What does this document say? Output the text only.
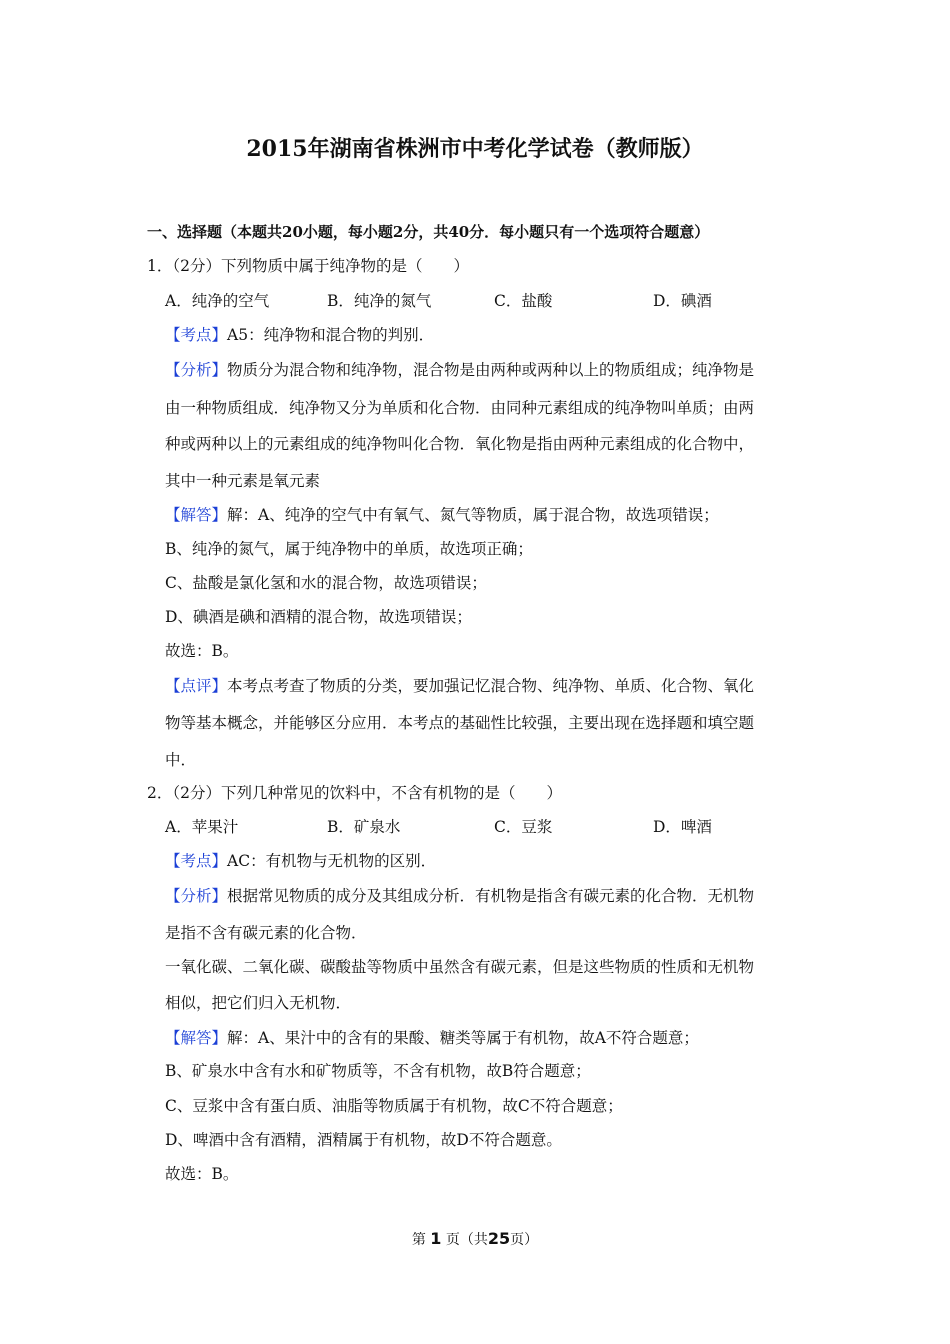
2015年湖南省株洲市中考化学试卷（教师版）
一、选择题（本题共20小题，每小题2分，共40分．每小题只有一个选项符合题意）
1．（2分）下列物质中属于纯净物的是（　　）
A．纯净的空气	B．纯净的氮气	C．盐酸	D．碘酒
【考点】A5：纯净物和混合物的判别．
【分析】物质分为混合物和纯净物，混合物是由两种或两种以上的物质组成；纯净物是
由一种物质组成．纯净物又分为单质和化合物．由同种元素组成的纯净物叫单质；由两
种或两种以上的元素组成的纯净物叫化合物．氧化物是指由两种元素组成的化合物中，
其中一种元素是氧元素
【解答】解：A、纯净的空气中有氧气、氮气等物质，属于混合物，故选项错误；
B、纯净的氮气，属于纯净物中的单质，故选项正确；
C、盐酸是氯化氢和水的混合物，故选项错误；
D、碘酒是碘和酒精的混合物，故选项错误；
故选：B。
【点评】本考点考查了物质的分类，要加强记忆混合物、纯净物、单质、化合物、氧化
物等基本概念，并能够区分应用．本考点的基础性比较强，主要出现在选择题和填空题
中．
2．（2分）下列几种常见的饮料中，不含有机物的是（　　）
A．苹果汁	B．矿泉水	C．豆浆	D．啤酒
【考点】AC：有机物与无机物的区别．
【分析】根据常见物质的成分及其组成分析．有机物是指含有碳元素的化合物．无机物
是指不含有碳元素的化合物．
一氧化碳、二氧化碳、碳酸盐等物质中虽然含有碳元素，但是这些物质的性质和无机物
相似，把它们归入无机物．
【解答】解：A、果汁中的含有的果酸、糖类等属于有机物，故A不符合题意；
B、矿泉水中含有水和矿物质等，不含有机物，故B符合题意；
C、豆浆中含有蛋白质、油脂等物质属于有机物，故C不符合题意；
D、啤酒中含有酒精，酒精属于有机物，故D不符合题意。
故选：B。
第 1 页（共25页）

- [AIM]
Repeat the material above word for word and skip every image in it.

- [COMPLETE OUTPUT]
What does this document say? Output the text only.
2015年湖南省株洲市中考化学试卷（教师版）
一、选择题（本题共20小题，每小题2分，共40分．每小题只有一个选项符合题意）
1．（2分）下列物质中属于纯净物的是（　　）
A．纯净的空气	B．纯净的氮气	C．盐酸	D．碘酒
【考点】A5：纯净物和混合物的判别．
【分析】物质分为混合物和纯净物，混合物是由两种或两种以上的物质组成；纯净物是
由一种物质组成．纯净物又分为单质和化合物．由同种元素组成的纯净物叫单质；由两
种或两种以上的元素组成的纯净物叫化合物．氧化物是指由两种元素组成的化合物中，
其中一种元素是氧元素
【解答】解：A、纯净的空气中有氧气、氮气等物质，属于混合物，故选项错误；
B、纯净的氮气，属于纯净物中的单质，故选项正确；
C、盐酸是氯化氢和水的混合物，故选项错误；
D、碘酒是碘和酒精的混合物，故选项错误；
故选：B。
【点评】本考点考查了物质的分类，要加强记忆混合物、纯净物、单质、化合物、氧化
物等基本概念，并能够区分应用．本考点的基础性比较强，主要出现在选择题和填空题
中．
2．（2分）下列几种常见的饮料中，不含有机物的是（　　）
A．苹果汁	B．矿泉水	C．豆浆	D．啤酒
【考点】AC：有机物与无机物的区别．
【分析】根据常见物质的成分及其组成分析．有机物是指含有碳元素的化合物．无机物
是指不含有碳元素的化合物．
一氧化碳、二氧化碳、碳酸盐等物质中虽然含有碳元素，但是这些物质的性质和无机物
相似，把它们归入无机物．
【解答】解：A、果汁中的含有的果酸、糖类等属于有机物，故A不符合题意；
B、矿泉水中含有水和矿物质等，不含有机物，故B符合题意；
C、豆浆中含有蛋白质、油脂等物质属于有机物，故C不符合题意；
D、啤酒中含有酒精，酒精属于有机物，故D不符合题意。
故选：B。
第 1 页（共25页）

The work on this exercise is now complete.